▸ Record set
****************

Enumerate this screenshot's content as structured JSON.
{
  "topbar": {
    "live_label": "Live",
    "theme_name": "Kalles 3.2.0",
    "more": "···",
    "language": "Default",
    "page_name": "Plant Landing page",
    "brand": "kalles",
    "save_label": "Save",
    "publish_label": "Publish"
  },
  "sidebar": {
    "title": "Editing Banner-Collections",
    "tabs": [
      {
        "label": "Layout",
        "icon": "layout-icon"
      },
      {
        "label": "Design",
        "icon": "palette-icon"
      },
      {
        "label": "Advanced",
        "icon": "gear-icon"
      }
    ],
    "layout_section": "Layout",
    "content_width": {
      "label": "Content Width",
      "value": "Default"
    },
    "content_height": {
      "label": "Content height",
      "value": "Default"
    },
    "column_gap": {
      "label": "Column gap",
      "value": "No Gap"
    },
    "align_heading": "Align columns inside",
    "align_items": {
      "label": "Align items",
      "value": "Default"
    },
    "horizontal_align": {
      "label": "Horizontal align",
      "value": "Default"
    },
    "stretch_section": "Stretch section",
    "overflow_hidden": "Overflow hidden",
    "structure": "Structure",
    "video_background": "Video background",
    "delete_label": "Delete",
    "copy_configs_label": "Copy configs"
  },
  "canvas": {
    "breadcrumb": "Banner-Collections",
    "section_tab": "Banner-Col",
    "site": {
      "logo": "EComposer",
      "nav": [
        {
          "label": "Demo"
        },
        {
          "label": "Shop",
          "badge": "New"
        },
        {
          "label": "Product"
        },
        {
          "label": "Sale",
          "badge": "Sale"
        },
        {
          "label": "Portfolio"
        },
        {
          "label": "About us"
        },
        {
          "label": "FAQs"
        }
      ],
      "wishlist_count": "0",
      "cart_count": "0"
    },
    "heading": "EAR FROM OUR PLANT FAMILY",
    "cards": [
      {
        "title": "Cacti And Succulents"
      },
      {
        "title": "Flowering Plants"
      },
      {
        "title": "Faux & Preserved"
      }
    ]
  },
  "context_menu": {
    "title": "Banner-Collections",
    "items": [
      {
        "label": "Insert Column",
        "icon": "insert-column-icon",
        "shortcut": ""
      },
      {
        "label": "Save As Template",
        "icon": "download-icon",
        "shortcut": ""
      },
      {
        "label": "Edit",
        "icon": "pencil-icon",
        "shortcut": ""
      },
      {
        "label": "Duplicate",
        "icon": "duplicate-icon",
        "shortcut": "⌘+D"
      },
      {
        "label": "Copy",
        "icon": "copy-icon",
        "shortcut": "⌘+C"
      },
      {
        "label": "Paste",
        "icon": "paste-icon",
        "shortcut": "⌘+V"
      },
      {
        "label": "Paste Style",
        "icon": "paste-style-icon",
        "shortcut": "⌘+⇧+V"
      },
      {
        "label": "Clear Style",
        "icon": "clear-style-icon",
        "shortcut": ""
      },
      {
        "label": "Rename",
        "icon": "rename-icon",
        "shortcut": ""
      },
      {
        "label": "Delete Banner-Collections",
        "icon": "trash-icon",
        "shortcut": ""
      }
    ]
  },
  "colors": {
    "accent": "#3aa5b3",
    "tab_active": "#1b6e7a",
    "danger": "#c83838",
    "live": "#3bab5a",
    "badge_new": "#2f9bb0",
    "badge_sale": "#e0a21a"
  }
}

****************

▸ Given exercise
Output the lines above verbatim and in full.

▸ Exercise result
Enumerate this screenshot's content as structured JSON.
{
  "topbar": {
    "live_label": "Live",
    "theme_name": "Kalles 3.2.0",
    "more": "···",
    "language": "Default",
    "page_name": "Plant Landing page",
    "brand": "kalles",
    "save_label": "Save",
    "publish_label": "Publish"
  },
  "sidebar": {
    "title": "Editing Banner-Collections",
    "tabs": [
      {
        "label": "Layout",
        "icon": "layout-icon"
      },
      {
        "label": "Design",
        "icon": "palette-icon"
      },
      {
        "label": "Advanced",
        "icon": "gear-icon"
      }
    ],
    "layout_section": "Layout",
    "content_width": {
      "label": "Content Width",
      "value": "Default"
    },
    "content_height": {
      "label": "Content height",
      "value": "Default"
    },
    "column_gap": {
      "label": "Column gap",
      "value": "No Gap"
    },
    "align_heading": "Align columns inside",
    "align_items": {
      "label": "Align items",
      "value": "Default"
    },
    "horizontal_align": {
      "label": "Horizontal align",
      "value": "Default"
    },
    "stretch_section": "Stretch section",
    "overflow_hidden": "Overflow hidden",
    "structure": "Structure",
    "video_background": "Video background",
    "delete_label": "Delete",
    "copy_configs_label": "Copy configs"
  },
  "canvas": {
    "breadcrumb": "Banner-Collections",
    "section_tab": "Banner-Col",
    "site": {
      "logo": "EComposer",
      "nav": [
        {
          "label": "Demo"
        },
        {
          "label": "Shop",
          "badge": "New"
        },
        {
          "label": "Product"
        },
        {
          "label": "Sale",
          "badge": "Sale"
        },
        {
          "label": "Portfolio"
        },
        {
          "label": "About us"
        },
        {
          "label": "FAQs"
        }
      ],
      "wishlist_count": "0",
      "cart_count": "0"
    },
    "heading": "EAR FROM OUR PLANT FAMILY",
    "cards": [
      {
        "title": "Cacti And Succulents"
      },
      {
        "title": "Flowering Plants"
      },
      {
        "title": "Faux & Preserved"
      }
    ]
  },
  "context_menu": {
    "title": "Banner-Collections",
    "items": [
      {
        "label": "Insert Column",
        "icon": "insert-column-icon",
        "shortcut": ""
      },
      {
        "label": "Save As Template",
        "icon": "download-icon",
        "shortcut": ""
      },
      {
        "label": "Edit",
        "icon": "pencil-icon",
        "shortcut": ""
      },
      {
        "label": "Duplicate",
        "icon": "duplicate-icon",
        "shortcut": "⌘+D"
      },
      {
        "label": "Copy",
        "icon": "copy-icon",
        "shortcut": "⌘+C"
      },
      {
        "label": "Paste",
        "icon": "paste-icon",
        "shortcut": "⌘+V"
      },
      {
        "label": "Paste Style",
        "icon": "paste-style-icon",
        "shortcut": "⌘+⇧+V"
      },
      {
        "label": "Clear Style",
        "icon": "clear-style-icon",
        "shortcut": ""
      },
      {
        "label": "Rename",
        "icon": "rename-icon",
        "shortcut": ""
      },
      {
        "label": "Delete Banner-Collections",
        "icon": "trash-icon",
        "shortcut": ""
      }
    ]
  },
  "colors": {
    "accent": "#3aa5b3",
    "tab_active": "#1b6e7a",
    "danger": "#c83838",
    "live": "#3bab5a",
    "badge_new": "#2f9bb0",
    "badge_sale": "#e0a21a"
  }
}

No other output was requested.